* What you should do: How many lines in these records hold the string "Армии"? Reply with the number alone.

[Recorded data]
----
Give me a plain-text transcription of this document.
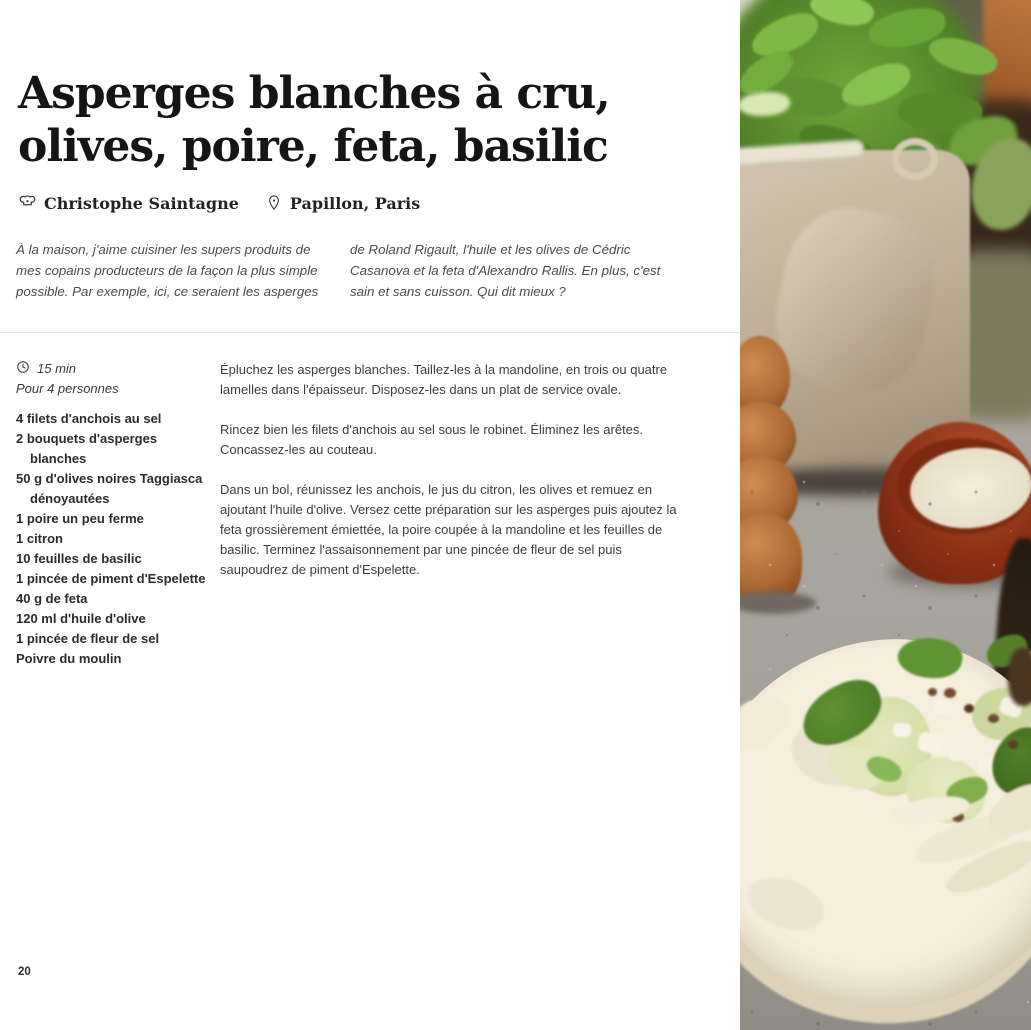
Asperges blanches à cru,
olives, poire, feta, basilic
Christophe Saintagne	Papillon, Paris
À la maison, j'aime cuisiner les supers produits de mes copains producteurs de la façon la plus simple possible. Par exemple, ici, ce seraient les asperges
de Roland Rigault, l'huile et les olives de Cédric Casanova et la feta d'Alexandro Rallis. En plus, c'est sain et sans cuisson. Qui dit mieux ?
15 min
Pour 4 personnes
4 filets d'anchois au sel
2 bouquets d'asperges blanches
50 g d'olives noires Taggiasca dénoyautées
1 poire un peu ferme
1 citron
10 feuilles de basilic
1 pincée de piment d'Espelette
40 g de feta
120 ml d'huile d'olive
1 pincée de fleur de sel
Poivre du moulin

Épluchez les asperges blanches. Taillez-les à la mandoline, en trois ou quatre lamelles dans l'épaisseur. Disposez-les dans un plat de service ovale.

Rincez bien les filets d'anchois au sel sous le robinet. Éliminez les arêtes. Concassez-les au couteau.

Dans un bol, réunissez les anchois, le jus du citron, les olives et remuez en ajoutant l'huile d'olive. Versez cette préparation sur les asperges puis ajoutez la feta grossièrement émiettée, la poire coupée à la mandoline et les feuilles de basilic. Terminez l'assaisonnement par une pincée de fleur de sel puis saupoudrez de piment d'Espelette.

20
----
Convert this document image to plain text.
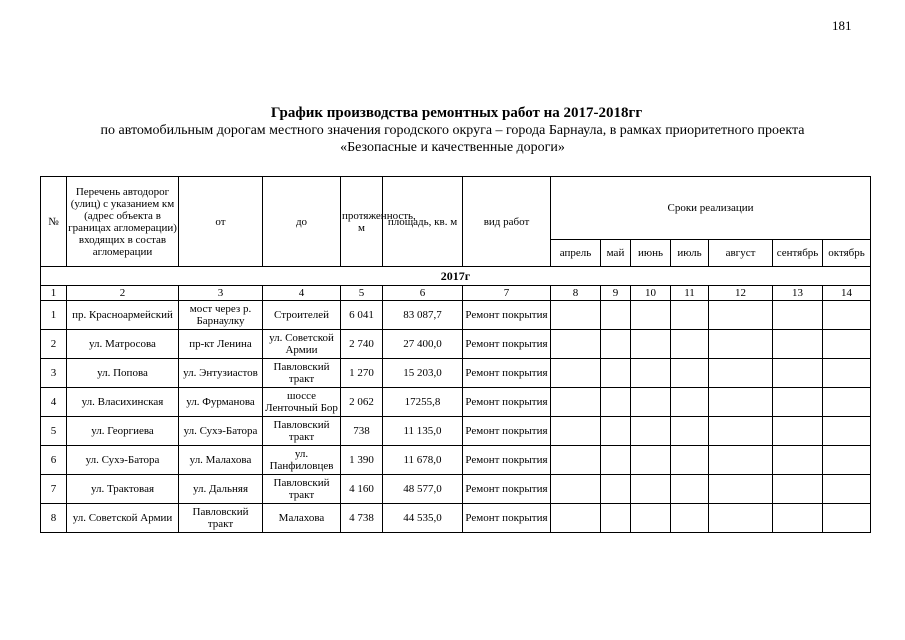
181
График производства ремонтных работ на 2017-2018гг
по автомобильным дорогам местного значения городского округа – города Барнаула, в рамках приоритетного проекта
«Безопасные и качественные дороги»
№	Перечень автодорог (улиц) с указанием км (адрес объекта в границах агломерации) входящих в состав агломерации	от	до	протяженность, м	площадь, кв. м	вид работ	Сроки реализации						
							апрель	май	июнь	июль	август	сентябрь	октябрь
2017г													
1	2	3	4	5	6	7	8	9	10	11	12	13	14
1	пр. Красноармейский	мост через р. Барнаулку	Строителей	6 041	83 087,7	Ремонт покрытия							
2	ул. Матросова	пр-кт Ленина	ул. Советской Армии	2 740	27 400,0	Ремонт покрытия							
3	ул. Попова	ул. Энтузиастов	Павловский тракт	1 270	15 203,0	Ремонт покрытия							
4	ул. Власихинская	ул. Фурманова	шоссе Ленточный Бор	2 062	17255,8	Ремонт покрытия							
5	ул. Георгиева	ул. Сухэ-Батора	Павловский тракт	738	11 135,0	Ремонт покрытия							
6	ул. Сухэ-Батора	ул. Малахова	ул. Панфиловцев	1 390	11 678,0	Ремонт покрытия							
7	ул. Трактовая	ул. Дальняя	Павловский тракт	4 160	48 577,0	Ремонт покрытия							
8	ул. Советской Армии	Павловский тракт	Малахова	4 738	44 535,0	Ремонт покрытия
----
* Problem solution: 2